Given exercise = Below are the records. Gather each line that holds "neutral".

Listed entries =
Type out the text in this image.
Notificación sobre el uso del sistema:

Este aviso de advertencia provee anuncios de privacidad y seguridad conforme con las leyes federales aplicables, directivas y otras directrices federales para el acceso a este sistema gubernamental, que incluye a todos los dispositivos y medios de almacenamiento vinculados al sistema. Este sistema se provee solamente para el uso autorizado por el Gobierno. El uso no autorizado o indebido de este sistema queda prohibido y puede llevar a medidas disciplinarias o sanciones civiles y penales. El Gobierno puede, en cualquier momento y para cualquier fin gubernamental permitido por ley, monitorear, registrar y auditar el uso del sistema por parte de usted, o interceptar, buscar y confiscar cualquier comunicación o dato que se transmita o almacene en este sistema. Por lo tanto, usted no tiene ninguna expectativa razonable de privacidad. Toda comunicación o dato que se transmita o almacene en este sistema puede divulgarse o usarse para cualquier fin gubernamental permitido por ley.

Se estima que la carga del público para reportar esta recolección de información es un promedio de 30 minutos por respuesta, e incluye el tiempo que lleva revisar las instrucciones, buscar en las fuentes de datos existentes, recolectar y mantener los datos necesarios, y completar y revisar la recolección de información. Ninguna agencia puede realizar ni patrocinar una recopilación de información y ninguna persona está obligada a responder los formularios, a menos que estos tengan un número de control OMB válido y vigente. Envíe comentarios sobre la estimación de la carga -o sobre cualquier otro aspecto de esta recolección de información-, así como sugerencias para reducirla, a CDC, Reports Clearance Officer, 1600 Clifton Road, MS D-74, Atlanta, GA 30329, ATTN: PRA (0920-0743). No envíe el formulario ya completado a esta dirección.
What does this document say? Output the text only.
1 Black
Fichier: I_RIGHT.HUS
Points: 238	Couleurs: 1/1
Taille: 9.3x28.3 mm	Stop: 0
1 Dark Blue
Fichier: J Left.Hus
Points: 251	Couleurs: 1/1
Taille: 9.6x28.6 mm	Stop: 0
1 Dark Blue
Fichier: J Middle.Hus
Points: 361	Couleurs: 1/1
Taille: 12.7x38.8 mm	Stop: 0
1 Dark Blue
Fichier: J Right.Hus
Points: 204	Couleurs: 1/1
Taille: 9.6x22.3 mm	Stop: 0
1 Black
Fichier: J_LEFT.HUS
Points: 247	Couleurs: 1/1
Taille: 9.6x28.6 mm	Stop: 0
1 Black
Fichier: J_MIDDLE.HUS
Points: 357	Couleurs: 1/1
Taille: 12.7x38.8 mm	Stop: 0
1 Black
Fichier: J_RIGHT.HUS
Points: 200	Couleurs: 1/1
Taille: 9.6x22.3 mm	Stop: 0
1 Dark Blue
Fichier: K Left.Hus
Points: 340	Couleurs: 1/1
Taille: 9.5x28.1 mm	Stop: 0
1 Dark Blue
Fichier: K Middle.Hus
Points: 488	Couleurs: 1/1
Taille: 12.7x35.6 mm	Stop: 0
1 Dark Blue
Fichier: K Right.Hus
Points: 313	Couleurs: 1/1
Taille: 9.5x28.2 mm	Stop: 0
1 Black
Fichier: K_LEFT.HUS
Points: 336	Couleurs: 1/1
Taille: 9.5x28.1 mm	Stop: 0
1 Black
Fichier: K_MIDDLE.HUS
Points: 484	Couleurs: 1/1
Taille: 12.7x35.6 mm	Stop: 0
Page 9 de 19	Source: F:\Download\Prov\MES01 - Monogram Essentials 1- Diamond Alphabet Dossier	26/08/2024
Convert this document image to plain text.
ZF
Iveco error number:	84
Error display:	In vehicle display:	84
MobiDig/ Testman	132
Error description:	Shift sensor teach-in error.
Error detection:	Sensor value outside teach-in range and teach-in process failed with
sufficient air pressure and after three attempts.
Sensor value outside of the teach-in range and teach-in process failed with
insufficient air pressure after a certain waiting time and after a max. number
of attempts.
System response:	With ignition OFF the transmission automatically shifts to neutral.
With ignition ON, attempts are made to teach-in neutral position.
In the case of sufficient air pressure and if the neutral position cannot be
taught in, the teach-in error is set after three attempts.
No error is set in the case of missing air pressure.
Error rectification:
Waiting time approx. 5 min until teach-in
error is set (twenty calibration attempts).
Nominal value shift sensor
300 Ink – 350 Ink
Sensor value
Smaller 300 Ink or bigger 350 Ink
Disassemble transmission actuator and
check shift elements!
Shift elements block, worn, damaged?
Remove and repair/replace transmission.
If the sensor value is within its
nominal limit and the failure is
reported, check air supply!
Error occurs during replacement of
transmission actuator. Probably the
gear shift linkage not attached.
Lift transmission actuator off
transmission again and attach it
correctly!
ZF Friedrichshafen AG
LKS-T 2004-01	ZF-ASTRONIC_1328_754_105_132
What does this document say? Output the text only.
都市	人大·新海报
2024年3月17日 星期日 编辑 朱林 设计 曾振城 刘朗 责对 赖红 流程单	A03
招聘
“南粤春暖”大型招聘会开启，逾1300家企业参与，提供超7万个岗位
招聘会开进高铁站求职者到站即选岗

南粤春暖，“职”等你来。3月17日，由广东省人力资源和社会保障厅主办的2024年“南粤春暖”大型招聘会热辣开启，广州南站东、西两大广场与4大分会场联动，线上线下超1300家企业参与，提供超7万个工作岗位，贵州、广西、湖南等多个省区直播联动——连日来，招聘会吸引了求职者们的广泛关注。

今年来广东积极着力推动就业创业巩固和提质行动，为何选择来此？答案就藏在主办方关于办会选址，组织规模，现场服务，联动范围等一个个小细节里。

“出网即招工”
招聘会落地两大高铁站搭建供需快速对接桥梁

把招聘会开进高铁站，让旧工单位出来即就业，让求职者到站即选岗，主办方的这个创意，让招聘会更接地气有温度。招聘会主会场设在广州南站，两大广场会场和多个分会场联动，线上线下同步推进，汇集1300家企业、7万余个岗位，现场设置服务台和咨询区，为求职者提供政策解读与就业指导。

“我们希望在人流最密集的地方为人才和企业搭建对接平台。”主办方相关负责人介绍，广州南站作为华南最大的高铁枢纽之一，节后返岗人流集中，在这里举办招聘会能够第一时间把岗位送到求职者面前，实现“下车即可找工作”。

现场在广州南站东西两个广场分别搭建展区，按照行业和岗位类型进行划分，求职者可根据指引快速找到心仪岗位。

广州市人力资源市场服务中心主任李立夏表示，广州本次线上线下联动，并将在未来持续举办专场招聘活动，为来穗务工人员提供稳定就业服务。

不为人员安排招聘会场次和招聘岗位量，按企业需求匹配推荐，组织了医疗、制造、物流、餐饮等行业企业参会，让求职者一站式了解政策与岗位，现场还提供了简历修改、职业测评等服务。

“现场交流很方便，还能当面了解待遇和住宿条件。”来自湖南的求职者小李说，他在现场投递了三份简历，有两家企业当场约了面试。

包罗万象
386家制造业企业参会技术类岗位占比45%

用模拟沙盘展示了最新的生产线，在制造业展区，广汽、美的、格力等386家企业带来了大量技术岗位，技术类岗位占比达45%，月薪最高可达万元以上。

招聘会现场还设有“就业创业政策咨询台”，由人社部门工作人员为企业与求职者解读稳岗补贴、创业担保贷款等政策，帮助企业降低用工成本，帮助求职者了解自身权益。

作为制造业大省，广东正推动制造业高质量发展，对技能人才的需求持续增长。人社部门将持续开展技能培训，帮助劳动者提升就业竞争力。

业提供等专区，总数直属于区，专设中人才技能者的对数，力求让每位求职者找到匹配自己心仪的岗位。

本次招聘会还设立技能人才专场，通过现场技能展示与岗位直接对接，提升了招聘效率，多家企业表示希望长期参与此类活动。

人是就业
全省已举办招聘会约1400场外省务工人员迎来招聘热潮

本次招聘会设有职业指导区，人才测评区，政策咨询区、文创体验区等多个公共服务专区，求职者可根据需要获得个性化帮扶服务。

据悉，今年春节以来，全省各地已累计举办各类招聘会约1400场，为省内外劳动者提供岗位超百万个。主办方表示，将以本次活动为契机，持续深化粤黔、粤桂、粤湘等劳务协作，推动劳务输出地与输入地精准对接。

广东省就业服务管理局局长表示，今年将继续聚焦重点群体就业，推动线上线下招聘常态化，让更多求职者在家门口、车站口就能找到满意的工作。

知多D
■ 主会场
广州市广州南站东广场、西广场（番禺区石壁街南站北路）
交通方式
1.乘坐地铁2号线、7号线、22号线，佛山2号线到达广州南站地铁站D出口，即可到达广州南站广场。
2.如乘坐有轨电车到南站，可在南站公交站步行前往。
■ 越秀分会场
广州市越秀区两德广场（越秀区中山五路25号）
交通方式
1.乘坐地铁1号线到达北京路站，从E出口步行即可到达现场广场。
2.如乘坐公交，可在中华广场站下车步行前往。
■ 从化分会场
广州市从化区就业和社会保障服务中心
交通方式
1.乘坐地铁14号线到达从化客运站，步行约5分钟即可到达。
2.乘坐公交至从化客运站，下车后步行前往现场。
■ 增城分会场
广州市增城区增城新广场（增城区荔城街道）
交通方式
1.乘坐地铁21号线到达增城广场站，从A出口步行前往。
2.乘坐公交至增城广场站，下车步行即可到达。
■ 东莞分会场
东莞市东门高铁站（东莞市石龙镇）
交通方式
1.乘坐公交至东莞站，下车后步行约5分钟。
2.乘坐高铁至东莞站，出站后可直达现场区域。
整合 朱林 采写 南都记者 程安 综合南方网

Result =
System response:	With ignition OFF the transmission automatically shifts to neutral.
With ignition ON, attempts are made to teach-in neutral position.
In the case of sufficient air pressure and if the neutral position cannot be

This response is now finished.